==== Given records ====
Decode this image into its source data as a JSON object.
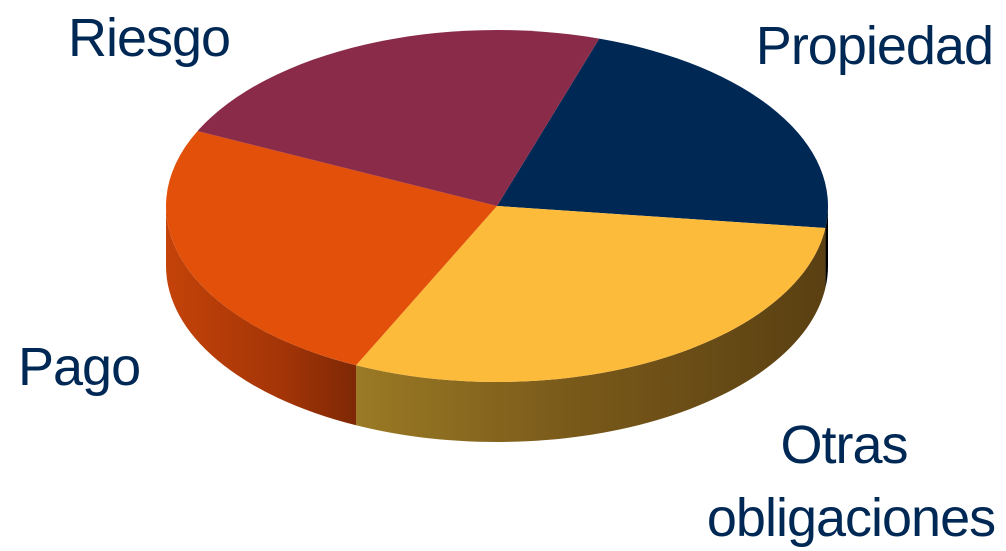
{
  "chart_data": {
    "type": "pie",
    "three_d": true,
    "categories": [
      "Propiedad",
      "Otras obligaciones",
      "Pago",
      "Riesgo"
    ],
    "values": [
      22,
      30,
      25,
      23
    ],
    "slices": [
      {
        "name": "Propiedad",
        "value": 22,
        "color": "#002855",
        "label_lines": [
          "Propiedad"
        ]
      },
      {
        "name": "Otras obligaciones",
        "value": 30,
        "color": "#FDBB3C",
        "label_lines": [
          "Otras",
          "obligaciones"
        ]
      },
      {
        "name": "Pago",
        "value": 25,
        "color": "#E2500A",
        "label_lines": [
          "Pago"
        ]
      },
      {
        "name": "Riesgo",
        "value": 23,
        "color": "#8A2B49",
        "label_lines": [
          "Riesgo"
        ]
      }
    ],
    "title": "",
    "legend": "none",
    "label_color": "#002855"
  }
}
====
# [Work to complete]
None of the pictures should appear; repeat the records exactly otherwise.

# [Response below]
Decode this image into its source data as a JSON object.
{
  "chart_data": {
    "type": "pie",
    "three_d": true,
    "categories": [
      "Propiedad",
      "Otras obligaciones",
      "Pago",
      "Riesgo"
    ],
    "values": [
      22,
      30,
      25,
      23
    ],
    "slices": [
      {
        "name": "Propiedad",
        "value": 22,
        "color": "#002855",
        "label_lines": [
          "Propiedad"
        ]
      },
      {
        "name": "Otras obligaciones",
        "value": 30,
        "color": "#FDBB3C",
        "label_lines": [
          "Otras",
          "obligaciones"
        ]
      },
      {
        "name": "Pago",
        "value": 25,
        "color": "#E2500A",
        "label_lines": [
          "Pago"
        ]
      },
      {
        "name": "Riesgo",
        "value": 23,
        "color": "#8A2B49",
        "label_lines": [
          "Riesgo"
        ]
      }
    ],
    "title": "",
    "legend": "none",
    "label_color": "#002855"
  }
}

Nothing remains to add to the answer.